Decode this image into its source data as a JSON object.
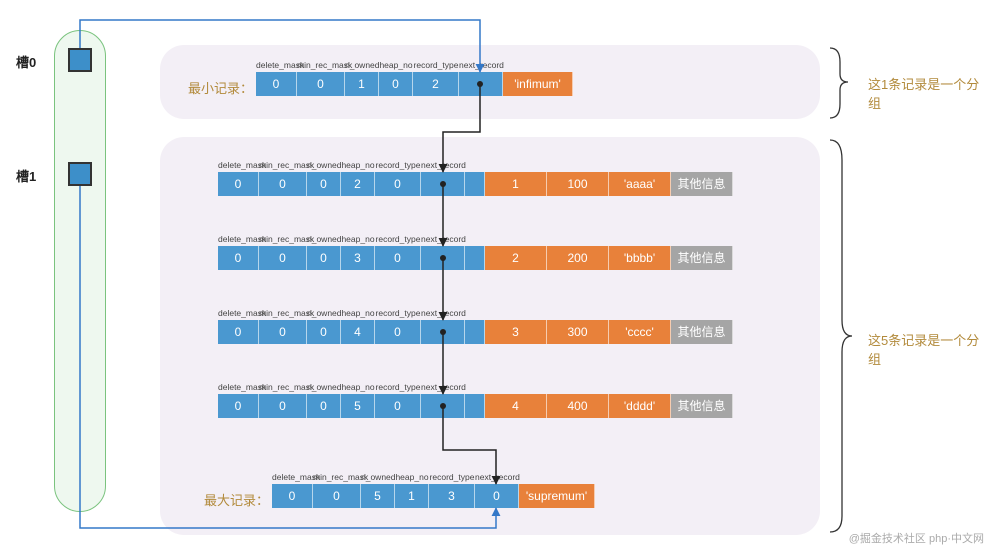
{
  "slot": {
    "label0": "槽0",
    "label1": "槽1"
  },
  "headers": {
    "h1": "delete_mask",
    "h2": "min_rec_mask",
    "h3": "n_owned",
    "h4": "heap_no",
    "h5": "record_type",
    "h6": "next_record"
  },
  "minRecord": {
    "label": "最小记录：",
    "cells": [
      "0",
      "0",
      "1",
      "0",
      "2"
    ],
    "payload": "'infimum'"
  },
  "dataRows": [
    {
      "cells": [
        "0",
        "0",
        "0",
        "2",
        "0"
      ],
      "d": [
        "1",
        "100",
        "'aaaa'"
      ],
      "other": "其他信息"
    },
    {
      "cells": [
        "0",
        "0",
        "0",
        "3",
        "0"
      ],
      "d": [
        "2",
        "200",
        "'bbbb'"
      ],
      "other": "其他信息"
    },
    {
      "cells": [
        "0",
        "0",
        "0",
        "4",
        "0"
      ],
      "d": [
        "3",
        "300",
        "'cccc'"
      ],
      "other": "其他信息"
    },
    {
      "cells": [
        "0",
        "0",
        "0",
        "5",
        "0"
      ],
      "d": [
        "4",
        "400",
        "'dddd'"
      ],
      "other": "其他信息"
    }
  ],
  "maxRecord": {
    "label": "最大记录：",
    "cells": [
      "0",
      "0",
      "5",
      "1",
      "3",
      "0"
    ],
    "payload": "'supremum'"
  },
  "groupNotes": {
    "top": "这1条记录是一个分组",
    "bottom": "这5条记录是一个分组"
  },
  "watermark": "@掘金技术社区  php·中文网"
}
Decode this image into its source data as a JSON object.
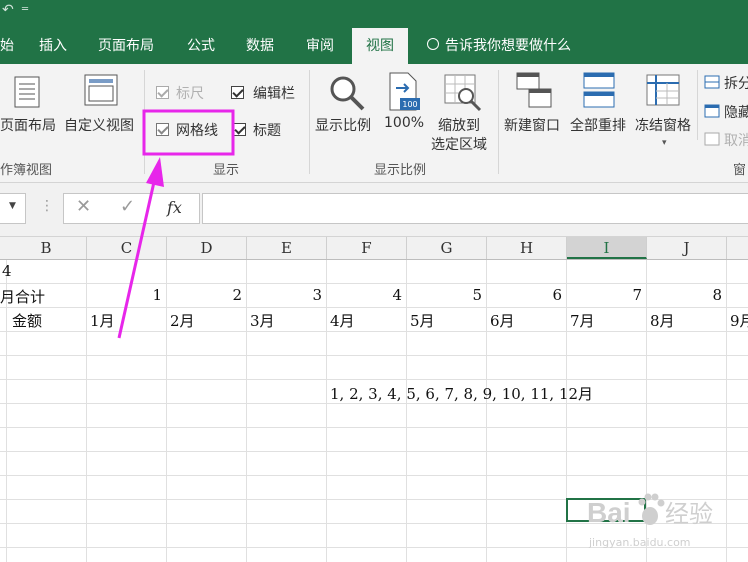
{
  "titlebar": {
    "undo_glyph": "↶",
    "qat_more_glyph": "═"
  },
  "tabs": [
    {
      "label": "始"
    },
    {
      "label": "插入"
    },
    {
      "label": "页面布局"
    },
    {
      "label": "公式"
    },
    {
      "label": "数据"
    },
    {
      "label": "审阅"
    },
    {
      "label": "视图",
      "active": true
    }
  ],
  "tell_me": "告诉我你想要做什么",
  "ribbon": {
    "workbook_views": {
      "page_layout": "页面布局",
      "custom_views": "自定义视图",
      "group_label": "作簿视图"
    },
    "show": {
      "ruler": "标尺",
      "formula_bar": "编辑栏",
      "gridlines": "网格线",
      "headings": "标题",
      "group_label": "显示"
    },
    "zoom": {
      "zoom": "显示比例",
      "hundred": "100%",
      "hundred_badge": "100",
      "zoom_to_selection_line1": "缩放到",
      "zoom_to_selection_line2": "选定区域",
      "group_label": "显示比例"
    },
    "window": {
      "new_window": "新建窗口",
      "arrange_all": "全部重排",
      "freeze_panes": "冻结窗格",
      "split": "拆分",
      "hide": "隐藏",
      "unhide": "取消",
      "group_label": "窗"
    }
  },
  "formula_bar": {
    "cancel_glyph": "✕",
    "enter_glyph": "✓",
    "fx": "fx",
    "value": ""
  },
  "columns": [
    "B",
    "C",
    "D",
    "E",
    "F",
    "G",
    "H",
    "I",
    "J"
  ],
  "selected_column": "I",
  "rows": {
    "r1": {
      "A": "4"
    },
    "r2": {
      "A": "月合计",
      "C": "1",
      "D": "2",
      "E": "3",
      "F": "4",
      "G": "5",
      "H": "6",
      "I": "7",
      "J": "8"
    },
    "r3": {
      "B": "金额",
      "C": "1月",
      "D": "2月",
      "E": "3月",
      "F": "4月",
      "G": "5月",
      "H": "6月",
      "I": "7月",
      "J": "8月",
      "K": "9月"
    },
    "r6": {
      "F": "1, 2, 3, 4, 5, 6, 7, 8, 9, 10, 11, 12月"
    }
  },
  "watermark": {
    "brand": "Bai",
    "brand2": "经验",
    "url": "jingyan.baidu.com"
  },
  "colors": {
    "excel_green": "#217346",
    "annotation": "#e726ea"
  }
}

■ What the exercise asks
Leave out the pictures, and give all the records again exactly.

■ Written answer
Decode this image into its source data as a JSON object.
{
  "slot": {
    "label0": "槽0",
    "label1": "槽1"
  },
  "headers": {
    "h1": "delete_mask",
    "h2": "min_rec_mask",
    "h3": "n_owned",
    "h4": "heap_no",
    "h5": "record_type",
    "h6": "next_record"
  },
  "minRecord": {
    "label": "最小记录：",
    "cells": [
      "0",
      "0",
      "1",
      "0",
      "2"
    ],
    "payload": "'infimum'"
  },
  "dataRows": [
    {
      "cells": [
        "0",
        "0",
        "0",
        "2",
        "0"
      ],
      "d": [
        "1",
        "100",
        "'aaaa'"
      ],
      "other": "其他信息"
    },
    {
      "cells": [
        "0",
        "0",
        "0",
        "3",
        "0"
      ],
      "d": [
        "2",
        "200",
        "'bbbb'"
      ],
      "other": "其他信息"
    },
    {
      "cells": [
        "0",
        "0",
        "0",
        "4",
        "0"
      ],
      "d": [
        "3",
        "300",
        "'cccc'"
      ],
      "other": "其他信息"
    },
    {
      "cells": [
        "0",
        "0",
        "0",
        "5",
        "0"
      ],
      "d": [
        "4",
        "400",
        "'dddd'"
      ],
      "other": "其他信息"
    }
  ],
  "maxRecord": {
    "label": "最大记录：",
    "cells": [
      "0",
      "0",
      "5",
      "1",
      "3",
      "0"
    ],
    "payload": "'supremum'"
  },
  "groupNotes": {
    "top": "这1条记录是一个分组",
    "bottom": "这5条记录是一个分组"
  },
  "watermark": "@掘金技术社区  php·中文网"
}
Decode this image into its source data as a JSON object.
{
  "titlebar": {
    "undo_glyph": "↶",
    "qat_more_glyph": "═"
  },
  "tabs": [
    {
      "label": "始"
    },
    {
      "label": "插入"
    },
    {
      "label": "页面布局"
    },
    {
      "label": "公式"
    },
    {
      "label": "数据"
    },
    {
      "label": "审阅"
    },
    {
      "label": "视图",
      "active": true
    }
  ],
  "tell_me": "告诉我你想要做什么",
  "ribbon": {
    "workbook_views": {
      "page_layout": "页面布局",
      "custom_views": "自定义视图",
      "group_label": "作簿视图"
    },
    "show": {
      "ruler": "标尺",
      "formula_bar": "编辑栏",
      "gridlines": "网格线",
      "headings": "标题",
      "group_label": "显示"
    },
    "zoom": {
      "zoom": "显示比例",
      "hundred": "100%",
      "hundred_badge": "100",
      "zoom_to_selection_line1": "缩放到",
      "zoom_to_selection_line2": "选定区域",
      "group_label": "显示比例"
    },
    "window": {
      "new_window": "新建窗口",
      "arrange_all": "全部重排",
      "freeze_panes": "冻结窗格",
      "split": "拆分",
      "hide": "隐藏",
      "unhide": "取消",
      "group_label": "窗"
    }
  },
  "formula_bar": {
    "cancel_glyph": "✕",
    "enter_glyph": "✓",
    "fx": "fx",
    "value": ""
  },
  "columns": [
    "B",
    "C",
    "D",
    "E",
    "F",
    "G",
    "H",
    "I",
    "J"
  ],
  "selected_column": "I",
  "rows": {
    "r1": {
      "A": "4"
    },
    "r2": {
      "A": "月合计",
      "C": "1",
      "D": "2",
      "E": "3",
      "F": "4",
      "G": "5",
      "H": "6",
      "I": "7",
      "J": "8"
    },
    "r3": {
      "B": "金额",
      "C": "1月",
      "D": "2月",
      "E": "3月",
      "F": "4月",
      "G": "5月",
      "H": "6月",
      "I": "7月",
      "J": "8月",
      "K": "9月"
    },
    "r6": {
      "F": "1, 2, 3, 4, 5, 6, 7, 8, 9, 10, 11, 12月"
    }
  },
  "watermark": {
    "brand": "Bai",
    "brand2": "经验",
    "url": "jingyan.baidu.com"
  },
  "colors": {
    "excel_green": "#217346",
    "annotation": "#e726ea"
  }
}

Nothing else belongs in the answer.